## The task
Extract all lines in the data that contain the word "Urząd".

Dataset records:

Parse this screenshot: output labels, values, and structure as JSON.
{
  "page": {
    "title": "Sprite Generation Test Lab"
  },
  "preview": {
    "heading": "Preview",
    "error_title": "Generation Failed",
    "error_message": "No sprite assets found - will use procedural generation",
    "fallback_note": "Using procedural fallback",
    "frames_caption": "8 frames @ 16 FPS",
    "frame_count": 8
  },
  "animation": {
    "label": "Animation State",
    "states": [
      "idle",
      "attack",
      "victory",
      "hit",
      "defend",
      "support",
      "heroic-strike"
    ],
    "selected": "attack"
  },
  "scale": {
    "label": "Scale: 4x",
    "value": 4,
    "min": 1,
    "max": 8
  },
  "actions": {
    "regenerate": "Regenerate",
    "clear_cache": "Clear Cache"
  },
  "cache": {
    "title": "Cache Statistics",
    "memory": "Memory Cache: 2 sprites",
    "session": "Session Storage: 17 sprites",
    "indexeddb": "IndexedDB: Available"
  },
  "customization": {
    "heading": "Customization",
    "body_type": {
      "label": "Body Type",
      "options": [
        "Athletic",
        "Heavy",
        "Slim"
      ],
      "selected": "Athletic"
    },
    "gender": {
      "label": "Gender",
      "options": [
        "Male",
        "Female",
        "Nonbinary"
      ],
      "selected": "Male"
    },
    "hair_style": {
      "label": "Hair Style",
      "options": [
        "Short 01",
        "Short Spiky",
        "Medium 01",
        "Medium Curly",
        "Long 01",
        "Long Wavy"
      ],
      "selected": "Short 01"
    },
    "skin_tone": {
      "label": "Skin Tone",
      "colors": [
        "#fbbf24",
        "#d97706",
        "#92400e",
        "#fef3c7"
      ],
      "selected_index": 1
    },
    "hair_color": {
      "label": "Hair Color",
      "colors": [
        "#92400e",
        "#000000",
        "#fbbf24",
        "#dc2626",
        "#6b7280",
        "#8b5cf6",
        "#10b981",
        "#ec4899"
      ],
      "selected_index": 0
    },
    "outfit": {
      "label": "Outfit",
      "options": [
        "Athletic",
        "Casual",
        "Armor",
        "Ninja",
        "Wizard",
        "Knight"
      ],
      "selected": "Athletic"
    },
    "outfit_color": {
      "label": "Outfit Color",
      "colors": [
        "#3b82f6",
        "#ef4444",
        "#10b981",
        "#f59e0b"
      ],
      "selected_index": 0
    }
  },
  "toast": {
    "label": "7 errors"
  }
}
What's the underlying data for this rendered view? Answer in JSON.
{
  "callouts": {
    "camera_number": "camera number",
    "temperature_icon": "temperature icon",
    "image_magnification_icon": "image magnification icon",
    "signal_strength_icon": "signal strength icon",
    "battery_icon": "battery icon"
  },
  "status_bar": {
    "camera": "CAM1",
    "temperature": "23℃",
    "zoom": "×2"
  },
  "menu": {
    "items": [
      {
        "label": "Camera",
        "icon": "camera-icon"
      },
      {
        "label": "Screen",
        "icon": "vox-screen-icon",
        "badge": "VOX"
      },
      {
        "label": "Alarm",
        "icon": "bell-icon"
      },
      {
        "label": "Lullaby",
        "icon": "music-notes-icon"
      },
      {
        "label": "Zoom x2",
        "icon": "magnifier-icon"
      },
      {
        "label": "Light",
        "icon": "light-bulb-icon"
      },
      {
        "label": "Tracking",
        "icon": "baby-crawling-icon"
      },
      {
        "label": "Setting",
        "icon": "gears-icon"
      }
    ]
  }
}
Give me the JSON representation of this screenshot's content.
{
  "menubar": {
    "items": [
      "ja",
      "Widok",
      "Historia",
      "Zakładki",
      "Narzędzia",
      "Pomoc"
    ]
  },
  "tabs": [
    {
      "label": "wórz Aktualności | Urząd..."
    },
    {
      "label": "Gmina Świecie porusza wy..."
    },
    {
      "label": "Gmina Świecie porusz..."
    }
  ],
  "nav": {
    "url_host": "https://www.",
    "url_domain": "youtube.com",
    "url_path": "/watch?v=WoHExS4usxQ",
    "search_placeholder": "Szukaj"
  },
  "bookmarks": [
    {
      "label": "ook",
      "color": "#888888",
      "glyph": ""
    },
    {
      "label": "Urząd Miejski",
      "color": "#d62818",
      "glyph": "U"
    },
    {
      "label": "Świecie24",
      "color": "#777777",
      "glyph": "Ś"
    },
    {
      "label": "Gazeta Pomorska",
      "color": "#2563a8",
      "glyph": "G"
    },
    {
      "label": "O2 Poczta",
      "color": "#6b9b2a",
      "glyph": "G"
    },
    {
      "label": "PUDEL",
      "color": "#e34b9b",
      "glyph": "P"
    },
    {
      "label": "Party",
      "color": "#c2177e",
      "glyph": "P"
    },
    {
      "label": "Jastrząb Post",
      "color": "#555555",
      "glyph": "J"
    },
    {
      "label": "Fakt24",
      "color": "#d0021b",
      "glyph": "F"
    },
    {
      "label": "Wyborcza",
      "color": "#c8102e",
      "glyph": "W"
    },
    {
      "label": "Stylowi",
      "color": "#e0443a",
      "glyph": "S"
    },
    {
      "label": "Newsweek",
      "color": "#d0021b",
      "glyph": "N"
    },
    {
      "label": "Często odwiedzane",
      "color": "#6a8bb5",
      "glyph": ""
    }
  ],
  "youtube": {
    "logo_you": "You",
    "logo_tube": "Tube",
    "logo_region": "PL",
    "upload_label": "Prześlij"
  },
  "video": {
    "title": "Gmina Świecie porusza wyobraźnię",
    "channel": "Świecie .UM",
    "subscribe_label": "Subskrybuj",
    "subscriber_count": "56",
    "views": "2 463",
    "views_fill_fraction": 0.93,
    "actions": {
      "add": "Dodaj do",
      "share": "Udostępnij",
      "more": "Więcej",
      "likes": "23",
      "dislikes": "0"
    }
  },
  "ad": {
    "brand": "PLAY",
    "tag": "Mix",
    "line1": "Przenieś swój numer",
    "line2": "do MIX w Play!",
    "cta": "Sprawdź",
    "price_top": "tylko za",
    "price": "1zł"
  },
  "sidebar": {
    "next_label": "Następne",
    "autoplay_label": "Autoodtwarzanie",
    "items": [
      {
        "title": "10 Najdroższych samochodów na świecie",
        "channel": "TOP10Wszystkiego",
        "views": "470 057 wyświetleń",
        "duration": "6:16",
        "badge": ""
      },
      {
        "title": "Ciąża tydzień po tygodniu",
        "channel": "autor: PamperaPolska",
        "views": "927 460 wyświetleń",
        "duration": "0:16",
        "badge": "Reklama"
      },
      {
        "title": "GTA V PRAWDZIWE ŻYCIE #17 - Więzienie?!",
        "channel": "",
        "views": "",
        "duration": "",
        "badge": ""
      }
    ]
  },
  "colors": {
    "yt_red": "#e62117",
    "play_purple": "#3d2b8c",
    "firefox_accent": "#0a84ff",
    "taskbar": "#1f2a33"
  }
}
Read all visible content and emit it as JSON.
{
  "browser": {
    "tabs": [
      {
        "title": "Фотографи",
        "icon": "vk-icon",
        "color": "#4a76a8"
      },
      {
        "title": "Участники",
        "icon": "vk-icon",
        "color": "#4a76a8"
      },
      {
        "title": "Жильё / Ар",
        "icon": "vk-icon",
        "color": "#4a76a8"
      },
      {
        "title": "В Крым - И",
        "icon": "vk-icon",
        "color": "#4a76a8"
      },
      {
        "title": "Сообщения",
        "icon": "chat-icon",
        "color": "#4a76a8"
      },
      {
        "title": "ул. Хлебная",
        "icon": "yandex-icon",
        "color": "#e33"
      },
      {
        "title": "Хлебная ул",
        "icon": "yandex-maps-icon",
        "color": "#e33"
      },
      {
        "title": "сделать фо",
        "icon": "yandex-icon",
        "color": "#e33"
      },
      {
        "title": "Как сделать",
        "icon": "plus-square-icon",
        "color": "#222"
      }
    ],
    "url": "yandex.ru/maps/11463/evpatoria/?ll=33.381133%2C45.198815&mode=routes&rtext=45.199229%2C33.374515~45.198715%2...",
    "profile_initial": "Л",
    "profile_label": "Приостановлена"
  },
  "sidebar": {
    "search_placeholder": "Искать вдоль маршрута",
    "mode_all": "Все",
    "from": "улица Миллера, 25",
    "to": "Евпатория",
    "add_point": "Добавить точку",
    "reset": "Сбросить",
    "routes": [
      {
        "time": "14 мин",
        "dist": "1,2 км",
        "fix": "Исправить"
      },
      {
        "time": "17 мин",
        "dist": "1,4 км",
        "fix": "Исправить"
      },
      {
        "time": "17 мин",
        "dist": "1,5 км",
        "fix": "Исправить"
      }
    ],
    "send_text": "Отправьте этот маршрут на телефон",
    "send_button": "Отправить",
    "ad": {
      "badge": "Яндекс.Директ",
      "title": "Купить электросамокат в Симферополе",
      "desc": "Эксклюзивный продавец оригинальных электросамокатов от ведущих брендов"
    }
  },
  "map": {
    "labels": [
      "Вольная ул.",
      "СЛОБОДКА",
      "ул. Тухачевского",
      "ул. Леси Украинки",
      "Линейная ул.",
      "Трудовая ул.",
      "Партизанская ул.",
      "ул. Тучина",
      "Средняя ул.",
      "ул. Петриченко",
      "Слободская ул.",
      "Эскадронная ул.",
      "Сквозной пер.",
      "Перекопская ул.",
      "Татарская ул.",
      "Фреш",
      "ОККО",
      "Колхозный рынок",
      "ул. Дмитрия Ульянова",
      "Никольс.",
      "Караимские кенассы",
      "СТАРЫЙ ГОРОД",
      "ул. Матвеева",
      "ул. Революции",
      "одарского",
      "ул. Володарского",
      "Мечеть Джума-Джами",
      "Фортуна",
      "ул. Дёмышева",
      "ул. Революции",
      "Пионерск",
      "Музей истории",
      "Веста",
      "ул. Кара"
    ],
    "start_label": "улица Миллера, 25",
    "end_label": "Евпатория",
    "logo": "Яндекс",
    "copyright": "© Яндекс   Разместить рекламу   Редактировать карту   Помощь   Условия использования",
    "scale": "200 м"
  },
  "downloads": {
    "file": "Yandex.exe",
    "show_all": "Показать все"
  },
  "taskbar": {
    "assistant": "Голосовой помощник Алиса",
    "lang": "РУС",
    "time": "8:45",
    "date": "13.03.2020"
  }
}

## Response
      "label": "wórz Aktualności | Urząd..."
      "label": "Urząd Miejski",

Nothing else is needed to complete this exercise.